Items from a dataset
***
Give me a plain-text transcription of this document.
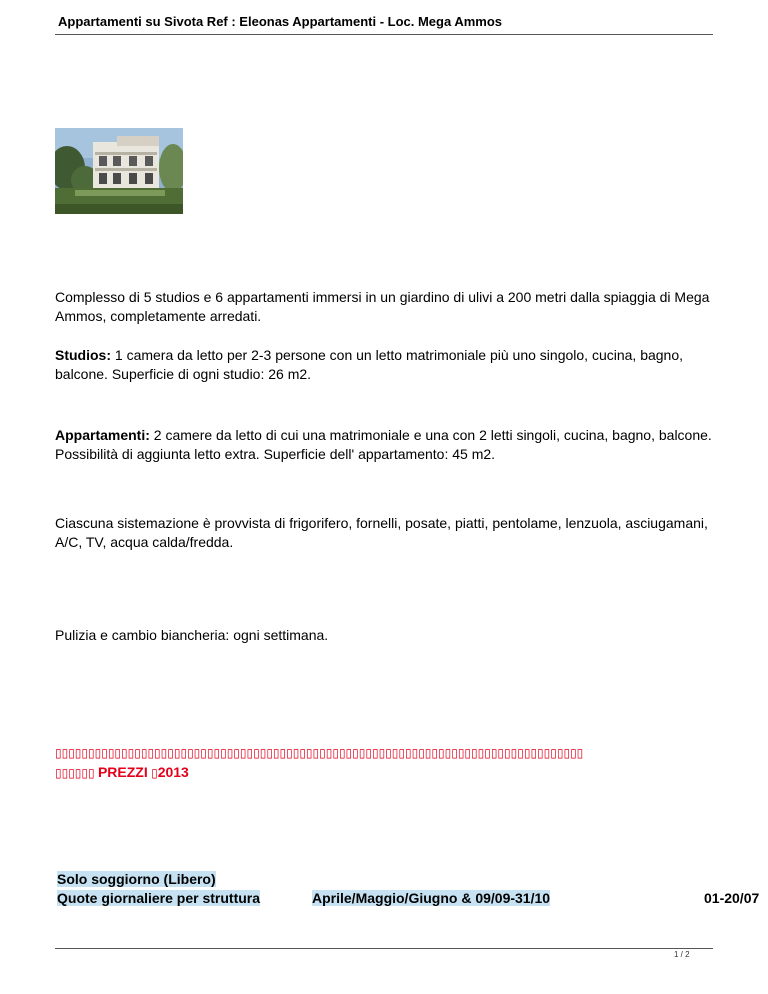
Appartamenti su Sivota Ref : Eleonas Appartamenti - Loc. Mega Ammos
Complesso di 5 studios e 6 appartamenti immersi in un giardino di ulivi a 200 metri dalla spiaggia di Mega Ammos, completamente arredati.
Studios: 1 camera da letto per 2-3 persone con un letto matrimoniale più uno singolo, cucina, bagno, balcone. Superficie di ogni studio: 26 m2.
Appartamenti: 2 camere da letto di cui una matrimoniale e una con 2 letti singoli, cucina, bagno, balcone. Possibilità di aggiunta letto extra. Superficie dell' appartamento: 45 m2.
Ciascuna sistemazione è provvista di frigorifero, fornelli, posate, piatti, pentolame, lenzuola, asciugamani, A/C, TV, acqua calda/fredda.
Pulizia e cambio biancheria: ogni settimana.
▯▯▯▯▯▯▯▯▯▯▯▯▯▯▯▯▯▯▯▯▯▯▯▯▯▯▯▯▯▯▯▯▯▯▯▯▯▯▯▯▯▯▯▯▯▯▯▯▯▯▯▯▯▯▯▯▯▯▯▯▯▯▯▯▯▯▯▯▯▯▯▯▯▯▯▯▯▯▯▯
▯▯▯▯▯▯ PREZZI ▯2013
Solo soggiorno (Libero)
Quote giornaliere per struttura	Aprile/Maggio/Giugno & 09/09-31/10	01-20/07
1 / 2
***
§ Task description
Reproduce all of the entries word for word, skipping any pictures they hold.

§ Solved problem
Give me a plain-text transcription of this document.
Appartamenti su Sivota Ref : Eleonas Appartamenti - Loc. Mega Ammos
Complesso di 5 studios e 6 appartamenti immersi in un giardino di ulivi a 200 metri dalla spiaggia di Mega Ammos, completamente arredati.
Studios: 1 camera da letto per 2-3 persone con un letto matrimoniale più uno singolo, cucina, bagno, balcone. Superficie di ogni studio: 26 m2.
Appartamenti: 2 camere da letto di cui una matrimoniale e una con 2 letti singoli, cucina, bagno, balcone. Possibilità di aggiunta letto extra. Superficie dell' appartamento: 45 m2.
Ciascuna sistemazione è provvista di frigorifero, fornelli, posate, piatti, pentolame, lenzuola, asciugamani, A/C, TV, acqua calda/fredda.
Pulizia e cambio biancheria: ogni settimana.
▯▯▯▯▯▯▯▯▯▯▯▯▯▯▯▯▯▯▯▯▯▯▯▯▯▯▯▯▯▯▯▯▯▯▯▯▯▯▯▯▯▯▯▯▯▯▯▯▯▯▯▯▯▯▯▯▯▯▯▯▯▯▯▯▯▯▯▯▯▯▯▯▯▯▯▯▯▯▯▯
▯▯▯▯▯▯ PREZZI ▯2013
Solo soggiorno (Libero)
Quote giornaliere per struttura	Aprile/Maggio/Giugno & 09/09-31/10	01-20/07
1 / 2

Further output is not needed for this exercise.